[Dataset entries]
______________________________
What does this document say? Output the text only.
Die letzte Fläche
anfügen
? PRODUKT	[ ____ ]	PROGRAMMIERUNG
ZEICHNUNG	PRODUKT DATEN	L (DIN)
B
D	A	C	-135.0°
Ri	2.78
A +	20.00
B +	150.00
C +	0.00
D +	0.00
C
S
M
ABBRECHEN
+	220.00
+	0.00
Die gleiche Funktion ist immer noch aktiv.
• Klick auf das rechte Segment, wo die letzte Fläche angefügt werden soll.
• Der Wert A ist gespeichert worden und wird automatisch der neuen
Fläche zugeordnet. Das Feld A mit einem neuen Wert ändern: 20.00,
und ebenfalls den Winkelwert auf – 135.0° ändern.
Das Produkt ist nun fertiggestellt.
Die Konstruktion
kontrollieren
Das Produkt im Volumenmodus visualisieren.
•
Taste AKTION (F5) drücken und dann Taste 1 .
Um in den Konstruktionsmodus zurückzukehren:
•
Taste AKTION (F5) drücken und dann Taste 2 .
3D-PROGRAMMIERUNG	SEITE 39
______________________________
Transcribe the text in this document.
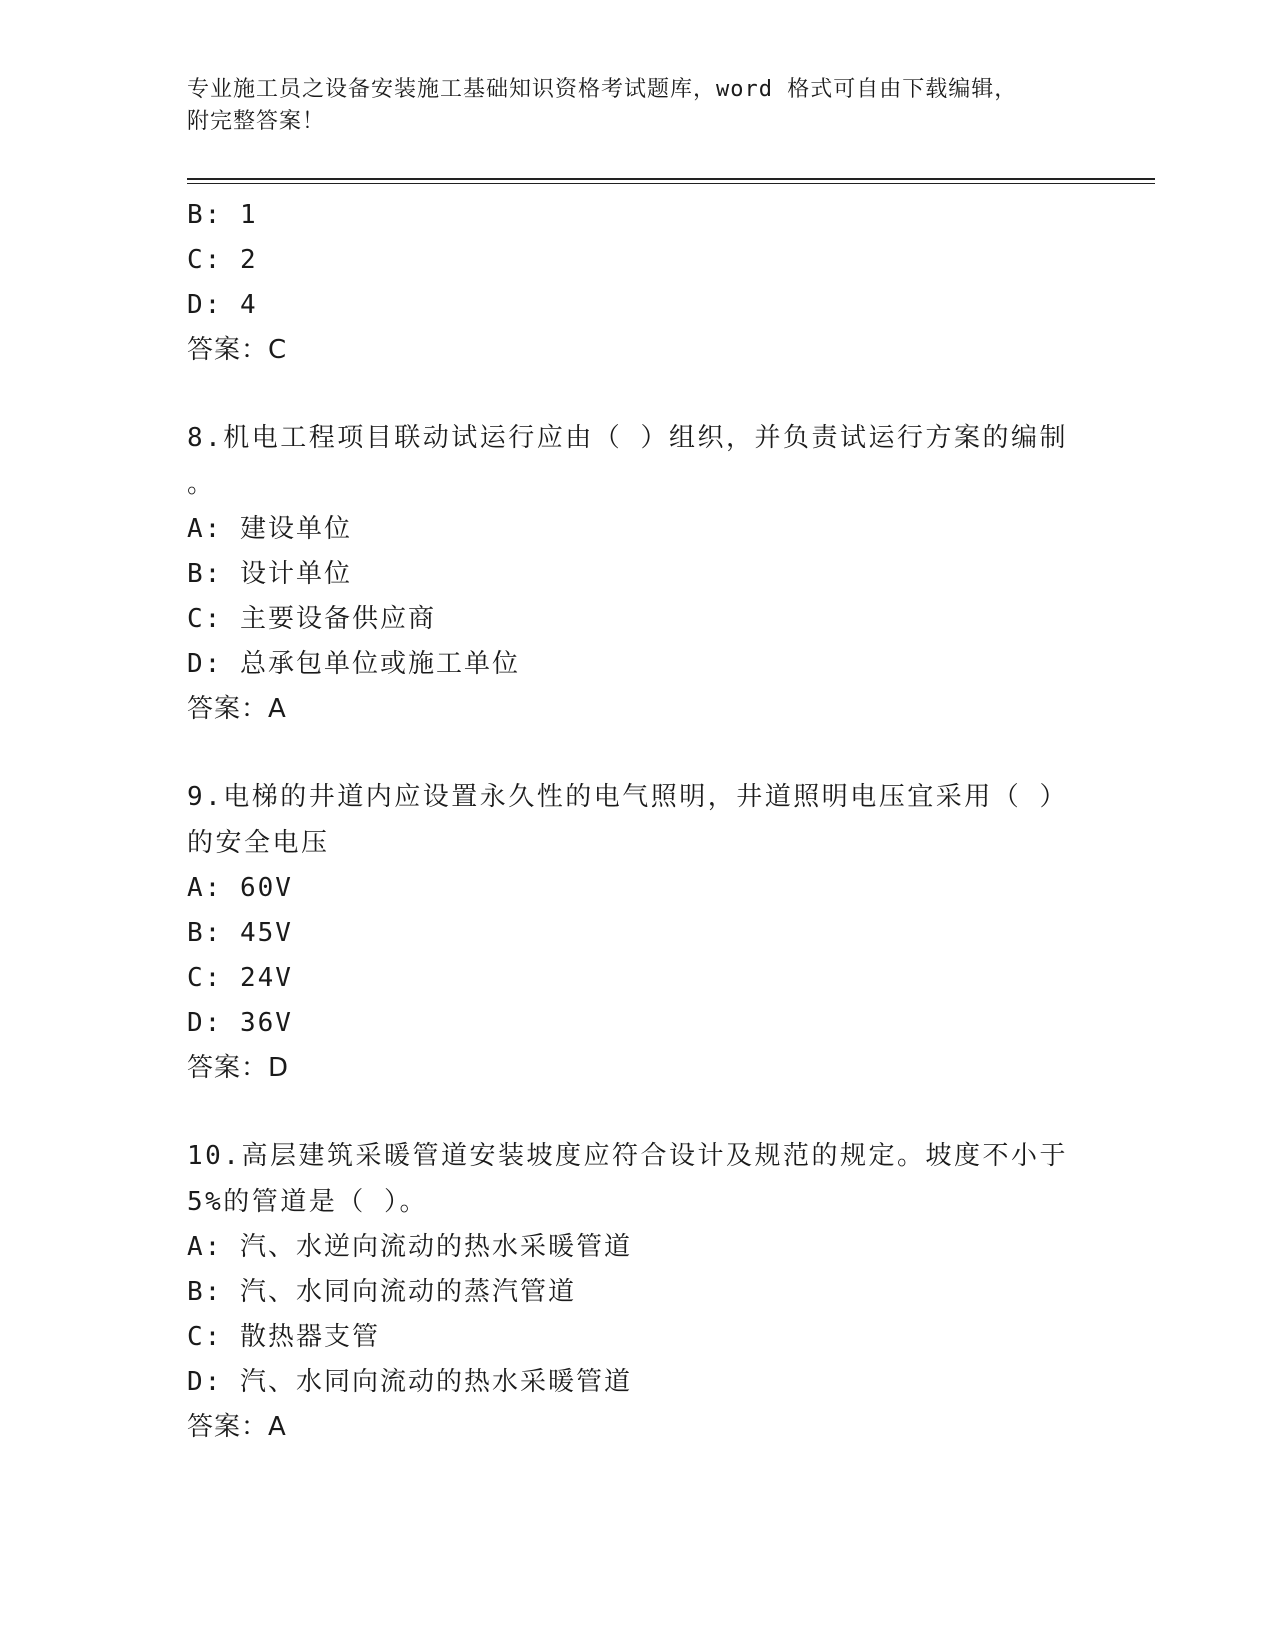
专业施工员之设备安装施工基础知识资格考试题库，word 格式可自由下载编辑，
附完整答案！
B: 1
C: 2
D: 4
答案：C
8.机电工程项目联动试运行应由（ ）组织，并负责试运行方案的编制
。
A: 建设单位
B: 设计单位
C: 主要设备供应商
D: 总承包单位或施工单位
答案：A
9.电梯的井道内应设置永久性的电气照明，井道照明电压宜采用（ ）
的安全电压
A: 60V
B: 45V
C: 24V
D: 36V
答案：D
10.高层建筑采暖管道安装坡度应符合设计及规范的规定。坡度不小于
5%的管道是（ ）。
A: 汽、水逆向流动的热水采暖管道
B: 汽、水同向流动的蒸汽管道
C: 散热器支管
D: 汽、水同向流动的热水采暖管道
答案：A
______________________________
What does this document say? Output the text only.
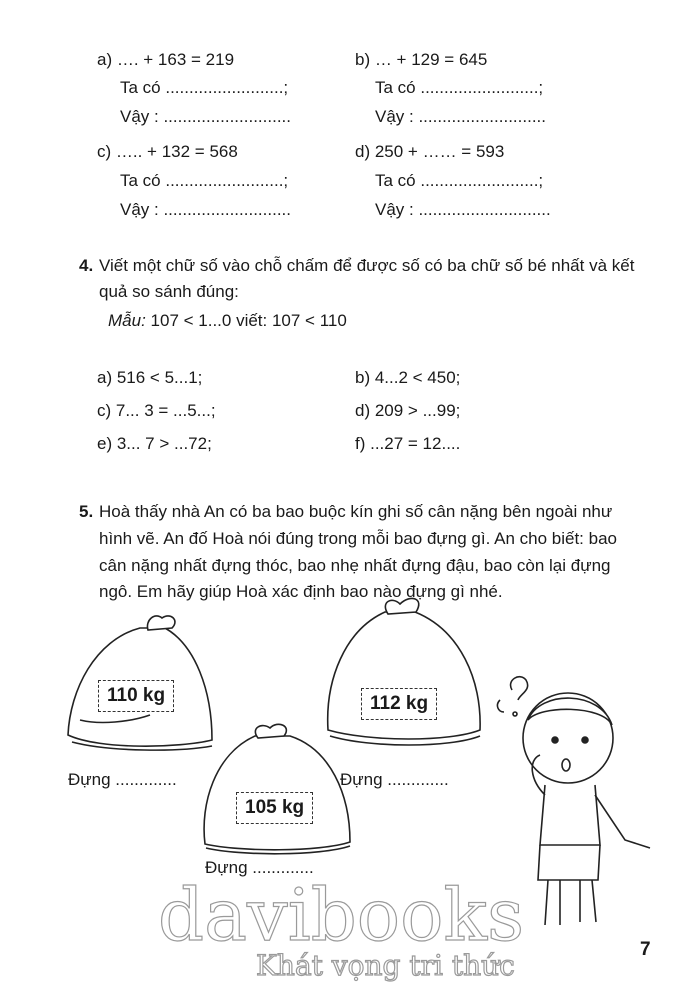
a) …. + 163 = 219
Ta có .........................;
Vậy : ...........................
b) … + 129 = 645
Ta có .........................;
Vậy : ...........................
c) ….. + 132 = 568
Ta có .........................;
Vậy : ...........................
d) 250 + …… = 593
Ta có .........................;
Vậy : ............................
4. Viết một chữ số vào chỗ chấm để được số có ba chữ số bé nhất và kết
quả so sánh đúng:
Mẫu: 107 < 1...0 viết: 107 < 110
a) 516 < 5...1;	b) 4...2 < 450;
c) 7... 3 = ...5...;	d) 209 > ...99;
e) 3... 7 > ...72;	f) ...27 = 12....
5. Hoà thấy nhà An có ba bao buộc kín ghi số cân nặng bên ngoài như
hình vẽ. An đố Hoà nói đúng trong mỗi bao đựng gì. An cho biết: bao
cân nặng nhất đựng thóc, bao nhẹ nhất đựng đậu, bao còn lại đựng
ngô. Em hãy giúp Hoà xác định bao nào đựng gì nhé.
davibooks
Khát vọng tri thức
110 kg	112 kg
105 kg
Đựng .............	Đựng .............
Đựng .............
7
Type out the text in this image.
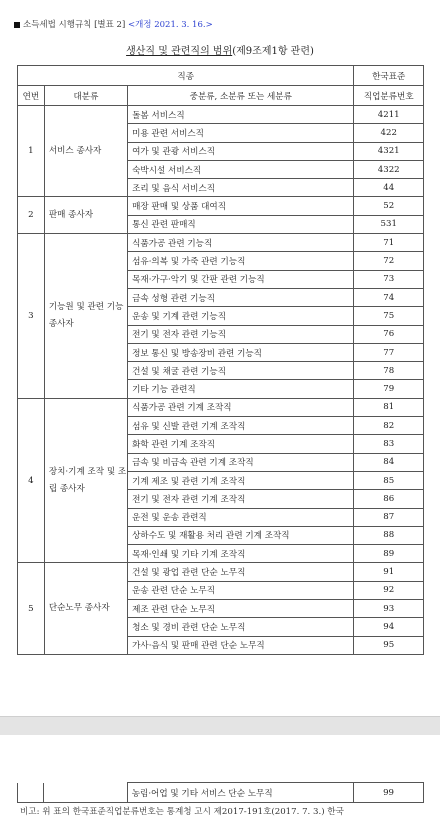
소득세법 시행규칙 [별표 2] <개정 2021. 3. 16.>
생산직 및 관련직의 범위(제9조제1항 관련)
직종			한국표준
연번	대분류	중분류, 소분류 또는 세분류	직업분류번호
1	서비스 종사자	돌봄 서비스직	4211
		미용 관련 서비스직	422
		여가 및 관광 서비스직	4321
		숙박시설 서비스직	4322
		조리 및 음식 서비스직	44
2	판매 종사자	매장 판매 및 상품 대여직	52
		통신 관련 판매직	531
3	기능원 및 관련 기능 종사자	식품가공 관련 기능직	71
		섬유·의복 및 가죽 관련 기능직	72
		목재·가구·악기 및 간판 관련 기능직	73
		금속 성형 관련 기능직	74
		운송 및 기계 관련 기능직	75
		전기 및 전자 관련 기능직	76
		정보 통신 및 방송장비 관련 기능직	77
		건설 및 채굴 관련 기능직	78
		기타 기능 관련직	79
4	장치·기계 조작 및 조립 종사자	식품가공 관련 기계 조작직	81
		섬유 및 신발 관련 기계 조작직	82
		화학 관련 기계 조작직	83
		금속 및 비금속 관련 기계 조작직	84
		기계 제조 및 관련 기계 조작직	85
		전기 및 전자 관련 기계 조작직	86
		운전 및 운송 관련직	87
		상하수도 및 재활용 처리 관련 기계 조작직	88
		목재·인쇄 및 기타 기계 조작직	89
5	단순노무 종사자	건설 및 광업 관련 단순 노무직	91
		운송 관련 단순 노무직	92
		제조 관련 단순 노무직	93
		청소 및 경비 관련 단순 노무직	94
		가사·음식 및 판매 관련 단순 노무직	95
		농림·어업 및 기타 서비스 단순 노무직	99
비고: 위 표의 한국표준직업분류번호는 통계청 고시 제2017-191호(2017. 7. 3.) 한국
______________________________
◆ **Required task**
For each line above that contains the word "drücken", copy that line.

◆ **The response**
Taste AKTION (F5) drücken und dann Taste 1 .
Taste AKTION (F5) drücken und dann Taste 2 .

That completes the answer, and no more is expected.